* [WHAT YOU HAVE TO DO]: Read the records and gather each line that includes "legend".

* [GIVEN DATA]:
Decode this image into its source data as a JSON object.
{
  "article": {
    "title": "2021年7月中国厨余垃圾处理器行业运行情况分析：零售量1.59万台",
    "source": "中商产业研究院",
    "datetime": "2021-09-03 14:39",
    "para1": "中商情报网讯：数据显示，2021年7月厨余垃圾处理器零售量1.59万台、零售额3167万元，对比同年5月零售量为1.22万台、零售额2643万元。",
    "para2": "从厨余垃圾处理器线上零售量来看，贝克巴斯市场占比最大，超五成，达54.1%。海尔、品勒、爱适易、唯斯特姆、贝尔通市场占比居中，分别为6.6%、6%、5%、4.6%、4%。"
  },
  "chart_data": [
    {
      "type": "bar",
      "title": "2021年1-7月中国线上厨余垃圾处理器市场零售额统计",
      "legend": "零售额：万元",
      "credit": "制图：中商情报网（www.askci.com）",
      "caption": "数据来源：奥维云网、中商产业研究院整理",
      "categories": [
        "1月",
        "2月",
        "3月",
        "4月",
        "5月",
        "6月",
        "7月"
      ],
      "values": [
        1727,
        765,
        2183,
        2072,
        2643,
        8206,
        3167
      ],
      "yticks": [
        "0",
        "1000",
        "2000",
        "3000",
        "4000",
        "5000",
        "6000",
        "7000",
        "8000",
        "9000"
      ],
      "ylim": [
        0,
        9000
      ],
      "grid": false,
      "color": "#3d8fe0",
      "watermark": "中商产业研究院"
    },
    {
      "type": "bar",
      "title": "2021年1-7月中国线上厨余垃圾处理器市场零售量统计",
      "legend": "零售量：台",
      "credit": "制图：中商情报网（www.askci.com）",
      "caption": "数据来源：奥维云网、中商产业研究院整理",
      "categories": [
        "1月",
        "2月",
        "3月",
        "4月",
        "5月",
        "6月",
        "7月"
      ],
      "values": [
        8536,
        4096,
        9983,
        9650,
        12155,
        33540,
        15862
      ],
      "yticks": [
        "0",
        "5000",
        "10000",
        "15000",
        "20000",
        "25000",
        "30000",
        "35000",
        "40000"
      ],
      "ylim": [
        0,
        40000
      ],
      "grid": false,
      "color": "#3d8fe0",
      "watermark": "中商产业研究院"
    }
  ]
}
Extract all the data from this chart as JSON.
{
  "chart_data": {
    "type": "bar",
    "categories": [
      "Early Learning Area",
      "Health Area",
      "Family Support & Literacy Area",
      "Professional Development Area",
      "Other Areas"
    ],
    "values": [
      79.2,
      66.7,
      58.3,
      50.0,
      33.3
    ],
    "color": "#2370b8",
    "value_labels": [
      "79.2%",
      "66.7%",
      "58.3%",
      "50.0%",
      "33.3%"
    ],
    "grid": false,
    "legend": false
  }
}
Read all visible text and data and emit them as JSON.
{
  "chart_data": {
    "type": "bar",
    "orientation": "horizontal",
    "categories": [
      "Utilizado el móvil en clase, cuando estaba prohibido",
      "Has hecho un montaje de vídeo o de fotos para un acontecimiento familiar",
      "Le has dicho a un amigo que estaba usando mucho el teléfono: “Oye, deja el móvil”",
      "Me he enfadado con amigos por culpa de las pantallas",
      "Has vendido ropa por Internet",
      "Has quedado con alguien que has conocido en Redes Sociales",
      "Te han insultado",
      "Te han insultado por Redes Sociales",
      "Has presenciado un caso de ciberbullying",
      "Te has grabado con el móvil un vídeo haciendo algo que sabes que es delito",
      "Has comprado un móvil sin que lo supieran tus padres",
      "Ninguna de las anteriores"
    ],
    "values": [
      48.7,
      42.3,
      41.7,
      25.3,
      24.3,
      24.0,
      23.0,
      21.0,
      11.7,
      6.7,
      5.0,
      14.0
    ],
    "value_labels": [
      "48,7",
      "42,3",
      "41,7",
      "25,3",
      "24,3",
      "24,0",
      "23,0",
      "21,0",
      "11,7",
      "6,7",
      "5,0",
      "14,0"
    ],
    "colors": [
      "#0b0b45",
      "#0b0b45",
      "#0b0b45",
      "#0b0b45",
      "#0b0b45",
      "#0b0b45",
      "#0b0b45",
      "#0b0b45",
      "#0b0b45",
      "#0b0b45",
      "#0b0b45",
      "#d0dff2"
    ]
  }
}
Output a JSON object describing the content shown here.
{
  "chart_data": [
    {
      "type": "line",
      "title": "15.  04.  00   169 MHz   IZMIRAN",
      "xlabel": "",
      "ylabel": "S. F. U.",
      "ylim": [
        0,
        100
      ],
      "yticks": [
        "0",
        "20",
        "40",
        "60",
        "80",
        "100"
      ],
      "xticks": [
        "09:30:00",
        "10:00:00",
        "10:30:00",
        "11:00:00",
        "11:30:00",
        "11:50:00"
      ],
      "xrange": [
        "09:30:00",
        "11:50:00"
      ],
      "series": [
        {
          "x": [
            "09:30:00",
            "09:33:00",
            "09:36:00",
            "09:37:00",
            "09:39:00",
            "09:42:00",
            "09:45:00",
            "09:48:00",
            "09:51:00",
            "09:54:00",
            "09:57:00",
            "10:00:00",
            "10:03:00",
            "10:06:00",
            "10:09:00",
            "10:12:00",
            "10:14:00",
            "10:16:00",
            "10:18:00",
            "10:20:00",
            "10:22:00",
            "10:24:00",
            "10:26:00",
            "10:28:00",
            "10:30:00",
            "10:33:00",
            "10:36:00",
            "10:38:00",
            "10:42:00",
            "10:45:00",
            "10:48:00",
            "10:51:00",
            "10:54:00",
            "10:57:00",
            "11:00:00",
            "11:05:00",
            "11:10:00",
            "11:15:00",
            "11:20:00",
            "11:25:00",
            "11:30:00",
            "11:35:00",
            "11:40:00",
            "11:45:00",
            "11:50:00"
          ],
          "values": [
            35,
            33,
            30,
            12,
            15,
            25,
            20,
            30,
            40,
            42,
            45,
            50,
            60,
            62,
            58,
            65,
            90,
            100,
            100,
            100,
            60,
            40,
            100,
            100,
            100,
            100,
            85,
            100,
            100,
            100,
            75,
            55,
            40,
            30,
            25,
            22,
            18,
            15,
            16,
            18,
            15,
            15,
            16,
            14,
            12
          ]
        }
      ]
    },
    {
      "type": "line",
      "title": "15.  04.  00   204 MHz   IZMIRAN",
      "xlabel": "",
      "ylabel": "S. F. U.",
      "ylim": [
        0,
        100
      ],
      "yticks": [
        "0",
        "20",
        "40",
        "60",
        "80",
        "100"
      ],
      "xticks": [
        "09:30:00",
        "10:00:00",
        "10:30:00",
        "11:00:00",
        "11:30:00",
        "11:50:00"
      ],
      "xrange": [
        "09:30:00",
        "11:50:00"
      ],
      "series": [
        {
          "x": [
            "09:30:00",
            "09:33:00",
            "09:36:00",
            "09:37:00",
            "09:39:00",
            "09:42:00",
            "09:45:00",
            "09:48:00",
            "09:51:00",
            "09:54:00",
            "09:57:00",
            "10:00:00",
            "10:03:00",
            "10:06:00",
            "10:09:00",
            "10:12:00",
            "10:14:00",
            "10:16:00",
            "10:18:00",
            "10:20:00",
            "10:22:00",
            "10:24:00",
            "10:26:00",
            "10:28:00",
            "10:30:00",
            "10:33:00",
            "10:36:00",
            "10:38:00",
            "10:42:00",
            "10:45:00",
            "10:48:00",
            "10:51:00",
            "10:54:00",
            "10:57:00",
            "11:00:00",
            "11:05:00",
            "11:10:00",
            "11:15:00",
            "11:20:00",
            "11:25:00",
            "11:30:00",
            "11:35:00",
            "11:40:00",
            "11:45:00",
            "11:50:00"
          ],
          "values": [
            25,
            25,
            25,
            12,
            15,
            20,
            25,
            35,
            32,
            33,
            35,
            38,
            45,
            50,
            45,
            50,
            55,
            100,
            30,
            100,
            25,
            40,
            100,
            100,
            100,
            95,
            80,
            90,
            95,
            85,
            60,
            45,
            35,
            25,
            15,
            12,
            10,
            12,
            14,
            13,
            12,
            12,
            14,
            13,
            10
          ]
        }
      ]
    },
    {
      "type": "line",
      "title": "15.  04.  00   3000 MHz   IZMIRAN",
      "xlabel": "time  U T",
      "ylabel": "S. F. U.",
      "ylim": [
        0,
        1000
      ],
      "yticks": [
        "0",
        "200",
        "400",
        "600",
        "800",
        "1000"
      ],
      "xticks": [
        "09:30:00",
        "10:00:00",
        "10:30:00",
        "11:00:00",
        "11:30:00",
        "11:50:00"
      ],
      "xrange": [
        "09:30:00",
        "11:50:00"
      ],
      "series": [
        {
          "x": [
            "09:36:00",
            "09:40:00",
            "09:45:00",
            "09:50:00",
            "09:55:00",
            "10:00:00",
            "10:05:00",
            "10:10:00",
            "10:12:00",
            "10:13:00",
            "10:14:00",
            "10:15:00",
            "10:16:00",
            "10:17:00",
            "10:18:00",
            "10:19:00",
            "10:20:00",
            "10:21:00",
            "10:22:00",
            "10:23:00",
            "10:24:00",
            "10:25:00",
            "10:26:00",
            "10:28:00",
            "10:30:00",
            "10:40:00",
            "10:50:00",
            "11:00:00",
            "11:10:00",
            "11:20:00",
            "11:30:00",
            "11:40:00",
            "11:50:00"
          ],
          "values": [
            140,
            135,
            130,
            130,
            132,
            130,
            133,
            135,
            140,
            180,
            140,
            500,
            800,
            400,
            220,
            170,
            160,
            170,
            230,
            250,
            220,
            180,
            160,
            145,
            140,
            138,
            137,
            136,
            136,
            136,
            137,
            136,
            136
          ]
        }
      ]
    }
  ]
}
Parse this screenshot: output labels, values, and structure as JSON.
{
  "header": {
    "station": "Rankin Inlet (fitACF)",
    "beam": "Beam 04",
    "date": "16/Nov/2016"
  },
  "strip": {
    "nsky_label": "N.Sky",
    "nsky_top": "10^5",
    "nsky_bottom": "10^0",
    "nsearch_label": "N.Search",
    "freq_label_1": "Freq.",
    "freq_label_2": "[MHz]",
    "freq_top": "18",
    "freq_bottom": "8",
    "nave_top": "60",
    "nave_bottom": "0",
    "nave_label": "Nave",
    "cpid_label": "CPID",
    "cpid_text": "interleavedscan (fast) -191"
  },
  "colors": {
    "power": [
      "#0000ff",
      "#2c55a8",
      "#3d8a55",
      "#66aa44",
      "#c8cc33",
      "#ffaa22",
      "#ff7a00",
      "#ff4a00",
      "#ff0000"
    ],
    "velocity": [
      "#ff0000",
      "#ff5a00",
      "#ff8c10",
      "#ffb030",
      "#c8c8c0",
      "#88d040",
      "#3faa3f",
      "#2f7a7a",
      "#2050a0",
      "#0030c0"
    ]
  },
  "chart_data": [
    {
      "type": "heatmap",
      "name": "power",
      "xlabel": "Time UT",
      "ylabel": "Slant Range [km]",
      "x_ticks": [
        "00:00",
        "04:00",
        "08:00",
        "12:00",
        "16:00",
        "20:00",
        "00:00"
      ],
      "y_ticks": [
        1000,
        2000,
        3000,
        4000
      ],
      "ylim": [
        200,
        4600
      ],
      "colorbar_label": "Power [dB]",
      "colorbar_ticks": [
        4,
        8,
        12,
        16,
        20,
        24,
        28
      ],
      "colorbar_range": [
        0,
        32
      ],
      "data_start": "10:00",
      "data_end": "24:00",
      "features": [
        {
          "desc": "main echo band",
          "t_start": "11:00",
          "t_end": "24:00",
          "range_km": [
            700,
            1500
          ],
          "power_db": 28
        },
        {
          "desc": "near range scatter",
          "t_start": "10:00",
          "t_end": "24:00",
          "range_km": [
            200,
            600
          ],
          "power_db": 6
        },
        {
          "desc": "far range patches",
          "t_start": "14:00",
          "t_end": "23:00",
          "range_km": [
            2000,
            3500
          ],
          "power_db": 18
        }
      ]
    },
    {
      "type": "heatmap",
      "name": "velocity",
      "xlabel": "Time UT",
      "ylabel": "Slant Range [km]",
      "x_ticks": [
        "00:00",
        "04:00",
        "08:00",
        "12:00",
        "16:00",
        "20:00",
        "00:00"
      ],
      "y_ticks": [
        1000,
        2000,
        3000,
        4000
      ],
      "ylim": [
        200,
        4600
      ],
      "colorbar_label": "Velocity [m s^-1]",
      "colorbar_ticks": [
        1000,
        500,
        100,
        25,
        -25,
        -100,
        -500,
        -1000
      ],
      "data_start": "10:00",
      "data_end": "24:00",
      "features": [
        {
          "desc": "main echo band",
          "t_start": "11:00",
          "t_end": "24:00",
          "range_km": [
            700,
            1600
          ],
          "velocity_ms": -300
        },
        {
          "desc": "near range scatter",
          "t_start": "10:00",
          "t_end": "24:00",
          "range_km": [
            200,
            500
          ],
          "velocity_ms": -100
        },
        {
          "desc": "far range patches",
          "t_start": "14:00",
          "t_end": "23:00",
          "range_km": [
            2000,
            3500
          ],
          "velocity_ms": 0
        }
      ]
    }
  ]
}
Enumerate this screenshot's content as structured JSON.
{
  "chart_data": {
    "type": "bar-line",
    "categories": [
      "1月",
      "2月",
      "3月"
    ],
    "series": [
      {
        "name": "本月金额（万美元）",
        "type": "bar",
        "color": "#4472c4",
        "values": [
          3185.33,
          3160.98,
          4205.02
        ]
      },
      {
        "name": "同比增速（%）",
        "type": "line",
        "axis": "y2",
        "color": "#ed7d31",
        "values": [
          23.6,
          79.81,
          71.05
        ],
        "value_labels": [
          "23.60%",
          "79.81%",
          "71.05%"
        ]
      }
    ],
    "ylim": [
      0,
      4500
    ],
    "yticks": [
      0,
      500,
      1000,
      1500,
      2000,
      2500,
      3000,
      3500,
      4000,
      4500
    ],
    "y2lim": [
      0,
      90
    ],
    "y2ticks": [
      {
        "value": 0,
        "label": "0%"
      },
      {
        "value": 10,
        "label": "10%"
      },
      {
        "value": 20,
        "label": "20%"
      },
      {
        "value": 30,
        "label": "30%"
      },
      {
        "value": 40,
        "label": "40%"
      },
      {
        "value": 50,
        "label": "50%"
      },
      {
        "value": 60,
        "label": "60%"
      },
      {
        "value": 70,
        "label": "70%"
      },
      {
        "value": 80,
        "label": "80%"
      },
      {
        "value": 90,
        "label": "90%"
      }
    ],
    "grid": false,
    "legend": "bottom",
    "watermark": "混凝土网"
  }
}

* [RESPONSE]:
      "legend": "零售额：万元",
      "legend": "零售量：台",
    "legend": false
    "legend": "bottom",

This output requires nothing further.